▼

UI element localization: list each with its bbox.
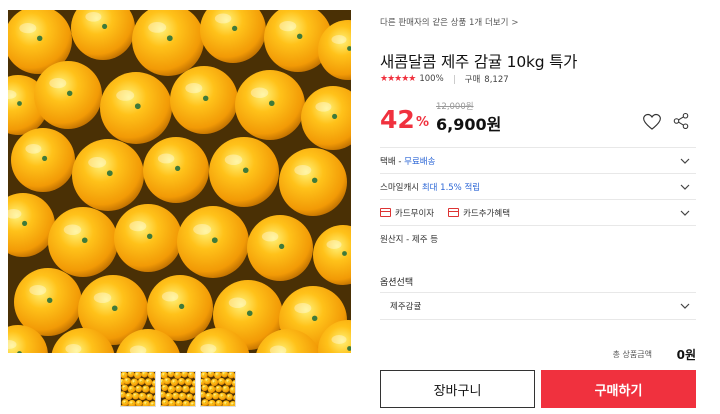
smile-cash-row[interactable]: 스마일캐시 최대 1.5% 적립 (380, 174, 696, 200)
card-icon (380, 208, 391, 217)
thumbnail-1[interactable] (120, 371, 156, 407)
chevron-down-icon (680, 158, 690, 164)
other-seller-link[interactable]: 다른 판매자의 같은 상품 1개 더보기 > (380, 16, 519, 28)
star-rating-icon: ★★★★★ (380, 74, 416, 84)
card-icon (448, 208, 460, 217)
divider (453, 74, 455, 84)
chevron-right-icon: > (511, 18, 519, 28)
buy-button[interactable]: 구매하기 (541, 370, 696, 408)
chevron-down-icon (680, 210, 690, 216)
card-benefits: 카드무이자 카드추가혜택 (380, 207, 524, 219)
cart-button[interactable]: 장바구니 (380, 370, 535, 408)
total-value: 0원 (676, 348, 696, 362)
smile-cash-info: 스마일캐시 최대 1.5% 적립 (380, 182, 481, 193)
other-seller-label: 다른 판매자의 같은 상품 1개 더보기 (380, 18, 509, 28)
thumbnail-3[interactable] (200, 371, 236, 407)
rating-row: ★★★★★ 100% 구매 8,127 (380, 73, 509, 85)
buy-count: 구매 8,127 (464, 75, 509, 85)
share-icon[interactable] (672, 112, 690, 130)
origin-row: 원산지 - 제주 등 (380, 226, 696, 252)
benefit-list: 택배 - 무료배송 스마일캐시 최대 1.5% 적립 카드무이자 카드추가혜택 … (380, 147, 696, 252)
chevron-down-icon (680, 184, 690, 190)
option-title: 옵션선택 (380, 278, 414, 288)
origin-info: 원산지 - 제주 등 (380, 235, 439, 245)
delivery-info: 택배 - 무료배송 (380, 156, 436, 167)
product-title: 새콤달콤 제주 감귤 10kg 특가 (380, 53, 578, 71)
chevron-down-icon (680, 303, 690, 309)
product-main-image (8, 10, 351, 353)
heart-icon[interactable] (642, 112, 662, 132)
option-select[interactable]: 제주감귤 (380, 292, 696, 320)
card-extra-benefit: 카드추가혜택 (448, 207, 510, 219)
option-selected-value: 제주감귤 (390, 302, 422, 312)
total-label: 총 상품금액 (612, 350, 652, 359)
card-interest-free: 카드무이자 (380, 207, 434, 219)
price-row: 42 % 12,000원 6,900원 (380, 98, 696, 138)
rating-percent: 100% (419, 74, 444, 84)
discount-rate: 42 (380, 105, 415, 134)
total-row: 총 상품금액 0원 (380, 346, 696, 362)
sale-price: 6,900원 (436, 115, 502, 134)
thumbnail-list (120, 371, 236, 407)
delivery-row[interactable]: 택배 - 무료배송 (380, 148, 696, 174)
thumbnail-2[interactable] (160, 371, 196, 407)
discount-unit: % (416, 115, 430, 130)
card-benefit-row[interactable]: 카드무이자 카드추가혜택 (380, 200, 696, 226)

▲
▼

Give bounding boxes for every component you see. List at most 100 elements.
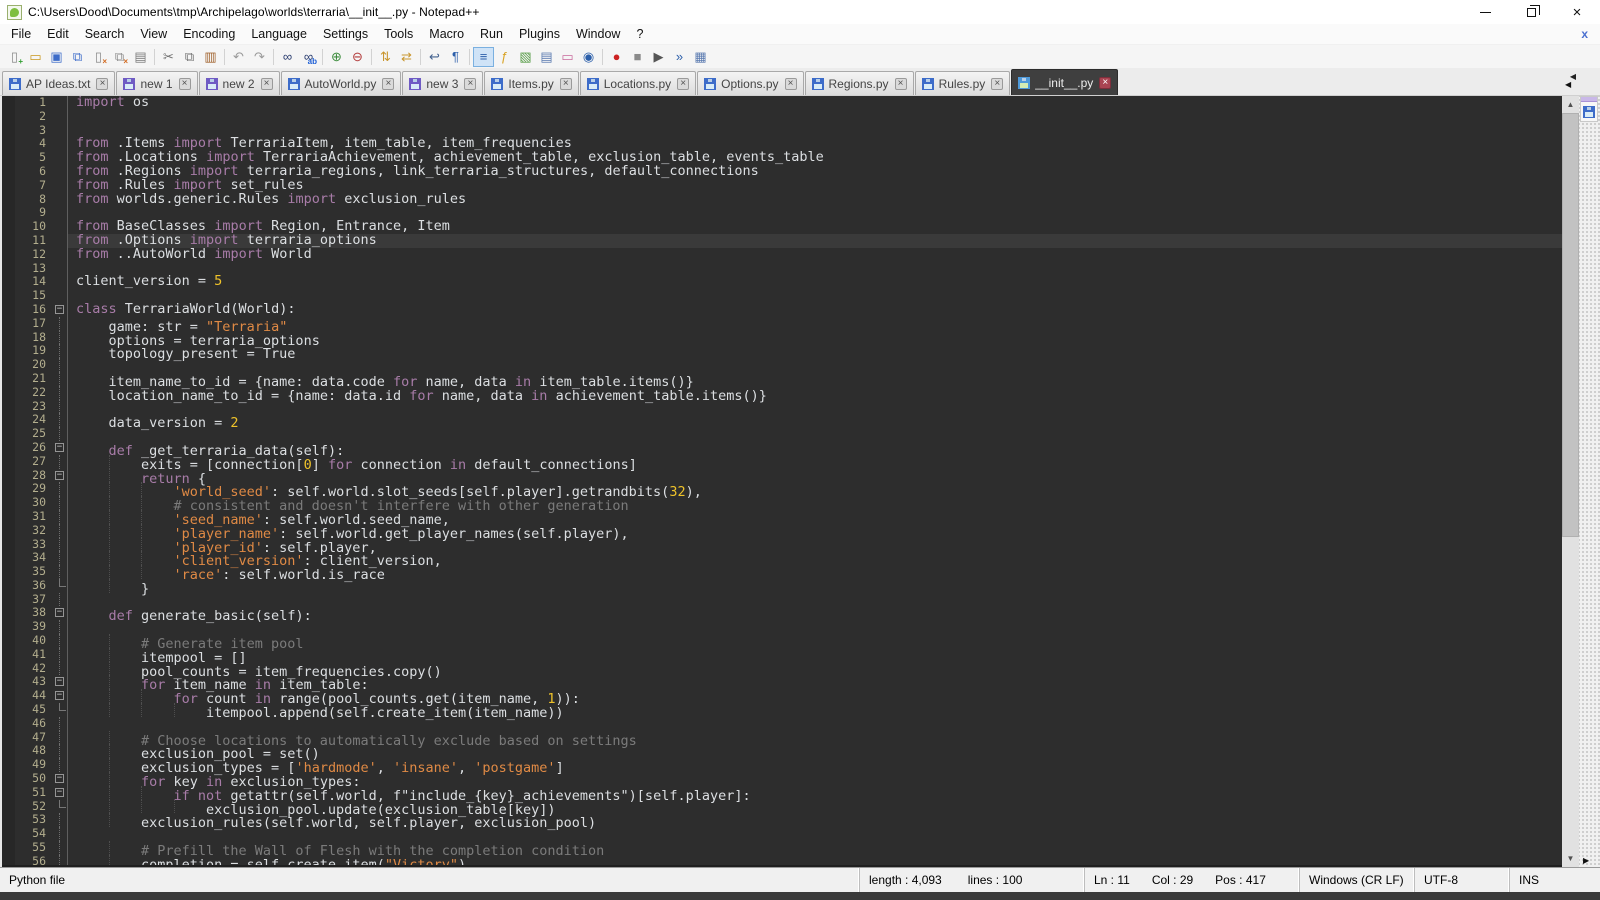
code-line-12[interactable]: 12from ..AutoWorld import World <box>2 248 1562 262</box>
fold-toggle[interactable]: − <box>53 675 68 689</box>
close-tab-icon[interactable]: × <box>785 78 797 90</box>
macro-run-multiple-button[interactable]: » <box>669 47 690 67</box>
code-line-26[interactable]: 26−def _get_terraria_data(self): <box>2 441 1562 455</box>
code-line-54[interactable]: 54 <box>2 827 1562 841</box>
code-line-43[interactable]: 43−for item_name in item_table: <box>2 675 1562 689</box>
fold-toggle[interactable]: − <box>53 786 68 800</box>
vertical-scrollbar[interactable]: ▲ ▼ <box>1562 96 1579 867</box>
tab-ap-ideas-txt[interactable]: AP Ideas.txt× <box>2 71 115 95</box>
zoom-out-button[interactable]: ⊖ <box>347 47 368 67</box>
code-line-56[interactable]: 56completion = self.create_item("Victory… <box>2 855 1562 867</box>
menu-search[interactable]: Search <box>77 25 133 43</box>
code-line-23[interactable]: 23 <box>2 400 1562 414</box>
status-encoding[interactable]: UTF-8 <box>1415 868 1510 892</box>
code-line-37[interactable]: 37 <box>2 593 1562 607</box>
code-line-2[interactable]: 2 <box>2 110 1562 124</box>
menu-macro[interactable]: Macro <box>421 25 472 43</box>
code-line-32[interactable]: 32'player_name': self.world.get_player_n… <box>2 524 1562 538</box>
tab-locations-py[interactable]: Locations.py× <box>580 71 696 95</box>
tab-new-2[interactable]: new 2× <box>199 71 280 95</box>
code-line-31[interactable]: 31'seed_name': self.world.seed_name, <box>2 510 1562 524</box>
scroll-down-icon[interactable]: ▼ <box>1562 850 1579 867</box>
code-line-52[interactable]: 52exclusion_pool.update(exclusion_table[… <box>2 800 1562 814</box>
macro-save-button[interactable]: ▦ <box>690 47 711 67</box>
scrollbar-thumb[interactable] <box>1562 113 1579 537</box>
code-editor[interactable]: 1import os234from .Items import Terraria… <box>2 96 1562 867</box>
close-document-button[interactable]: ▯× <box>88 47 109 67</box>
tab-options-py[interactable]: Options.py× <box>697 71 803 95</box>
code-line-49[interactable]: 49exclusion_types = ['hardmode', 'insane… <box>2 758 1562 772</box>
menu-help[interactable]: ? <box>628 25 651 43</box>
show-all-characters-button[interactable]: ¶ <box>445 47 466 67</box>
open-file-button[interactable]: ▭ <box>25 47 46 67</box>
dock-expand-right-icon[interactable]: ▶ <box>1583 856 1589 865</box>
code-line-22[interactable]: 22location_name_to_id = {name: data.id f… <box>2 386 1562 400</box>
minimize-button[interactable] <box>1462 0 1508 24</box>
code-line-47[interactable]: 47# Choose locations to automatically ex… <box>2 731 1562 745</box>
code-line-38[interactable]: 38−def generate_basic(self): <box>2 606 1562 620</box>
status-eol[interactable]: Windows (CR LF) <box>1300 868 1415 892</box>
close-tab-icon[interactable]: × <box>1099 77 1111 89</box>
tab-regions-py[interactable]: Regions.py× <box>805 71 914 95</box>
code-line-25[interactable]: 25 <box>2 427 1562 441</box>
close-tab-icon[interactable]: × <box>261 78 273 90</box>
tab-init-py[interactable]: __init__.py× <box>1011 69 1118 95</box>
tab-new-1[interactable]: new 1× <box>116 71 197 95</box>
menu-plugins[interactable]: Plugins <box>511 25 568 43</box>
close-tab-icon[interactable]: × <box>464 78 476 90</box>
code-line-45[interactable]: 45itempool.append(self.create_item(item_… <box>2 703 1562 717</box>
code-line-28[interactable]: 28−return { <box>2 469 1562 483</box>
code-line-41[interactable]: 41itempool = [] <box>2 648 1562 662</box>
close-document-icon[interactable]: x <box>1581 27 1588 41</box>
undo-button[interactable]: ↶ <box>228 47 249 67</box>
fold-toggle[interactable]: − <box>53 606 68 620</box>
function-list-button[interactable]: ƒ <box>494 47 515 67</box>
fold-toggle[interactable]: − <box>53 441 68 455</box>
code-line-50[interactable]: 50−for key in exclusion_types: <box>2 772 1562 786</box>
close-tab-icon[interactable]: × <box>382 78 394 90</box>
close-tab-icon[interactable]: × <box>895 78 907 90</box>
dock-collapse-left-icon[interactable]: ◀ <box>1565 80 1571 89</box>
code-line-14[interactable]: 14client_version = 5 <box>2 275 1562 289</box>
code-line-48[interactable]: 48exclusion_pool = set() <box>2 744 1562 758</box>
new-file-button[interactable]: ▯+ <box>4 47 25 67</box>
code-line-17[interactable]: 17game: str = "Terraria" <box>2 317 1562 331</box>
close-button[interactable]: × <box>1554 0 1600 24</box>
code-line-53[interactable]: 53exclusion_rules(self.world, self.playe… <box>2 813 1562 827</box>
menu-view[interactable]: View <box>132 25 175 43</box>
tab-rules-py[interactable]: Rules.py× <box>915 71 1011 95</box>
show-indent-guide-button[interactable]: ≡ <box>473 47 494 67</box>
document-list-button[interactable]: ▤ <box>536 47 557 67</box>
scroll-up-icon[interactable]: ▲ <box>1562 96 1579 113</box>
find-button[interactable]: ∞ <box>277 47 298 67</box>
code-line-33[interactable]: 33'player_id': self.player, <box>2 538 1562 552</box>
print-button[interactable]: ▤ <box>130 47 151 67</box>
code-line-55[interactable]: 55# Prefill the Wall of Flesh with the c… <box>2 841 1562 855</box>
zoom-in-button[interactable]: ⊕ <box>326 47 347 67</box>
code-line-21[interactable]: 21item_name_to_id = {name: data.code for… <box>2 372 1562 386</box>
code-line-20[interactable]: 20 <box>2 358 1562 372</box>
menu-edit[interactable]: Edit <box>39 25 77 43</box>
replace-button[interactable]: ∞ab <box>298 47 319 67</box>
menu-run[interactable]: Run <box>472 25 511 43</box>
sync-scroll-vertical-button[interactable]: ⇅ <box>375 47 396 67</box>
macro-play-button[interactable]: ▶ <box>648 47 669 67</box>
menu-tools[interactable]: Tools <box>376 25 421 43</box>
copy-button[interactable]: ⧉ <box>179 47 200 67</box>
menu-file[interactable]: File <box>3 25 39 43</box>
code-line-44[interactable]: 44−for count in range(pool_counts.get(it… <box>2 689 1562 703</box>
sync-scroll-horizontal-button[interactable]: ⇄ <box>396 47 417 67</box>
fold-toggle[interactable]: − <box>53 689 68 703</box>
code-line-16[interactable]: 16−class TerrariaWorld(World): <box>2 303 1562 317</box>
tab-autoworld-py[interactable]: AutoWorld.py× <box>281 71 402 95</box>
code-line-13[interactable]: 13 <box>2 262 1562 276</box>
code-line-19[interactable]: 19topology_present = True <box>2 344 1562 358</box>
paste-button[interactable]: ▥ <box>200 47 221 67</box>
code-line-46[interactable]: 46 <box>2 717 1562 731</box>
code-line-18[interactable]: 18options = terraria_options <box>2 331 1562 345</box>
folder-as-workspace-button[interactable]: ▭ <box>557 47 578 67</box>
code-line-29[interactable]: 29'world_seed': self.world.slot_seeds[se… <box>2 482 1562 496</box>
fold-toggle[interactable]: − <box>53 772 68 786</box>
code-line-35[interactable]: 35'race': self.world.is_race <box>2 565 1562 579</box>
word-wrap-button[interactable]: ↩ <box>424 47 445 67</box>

▲

■ Exercise prompt: Retype the records from the line containing "smile-cash-row[interactable]: 스마일캐시 최대" through the line containing "divider (453, 74, 455, 84)", both lines included.

■ Full output:
smile-cash-row[interactable]: 스마일캐시 최대 1.5% 적립 (380, 174, 696, 200)
card-icon (380, 208, 391, 217)
thumbnail-1[interactable] (120, 371, 156, 407)
chevron-down-icon (680, 158, 690, 164)
other-seller-link[interactable]: 다른 판매자의 같은 상품 1개 더보기 > (380, 16, 519, 28)
star-rating-icon: ★★★★★ (380, 74, 416, 84)
card-icon (448, 208, 460, 217)
divider (453, 74, 455, 84)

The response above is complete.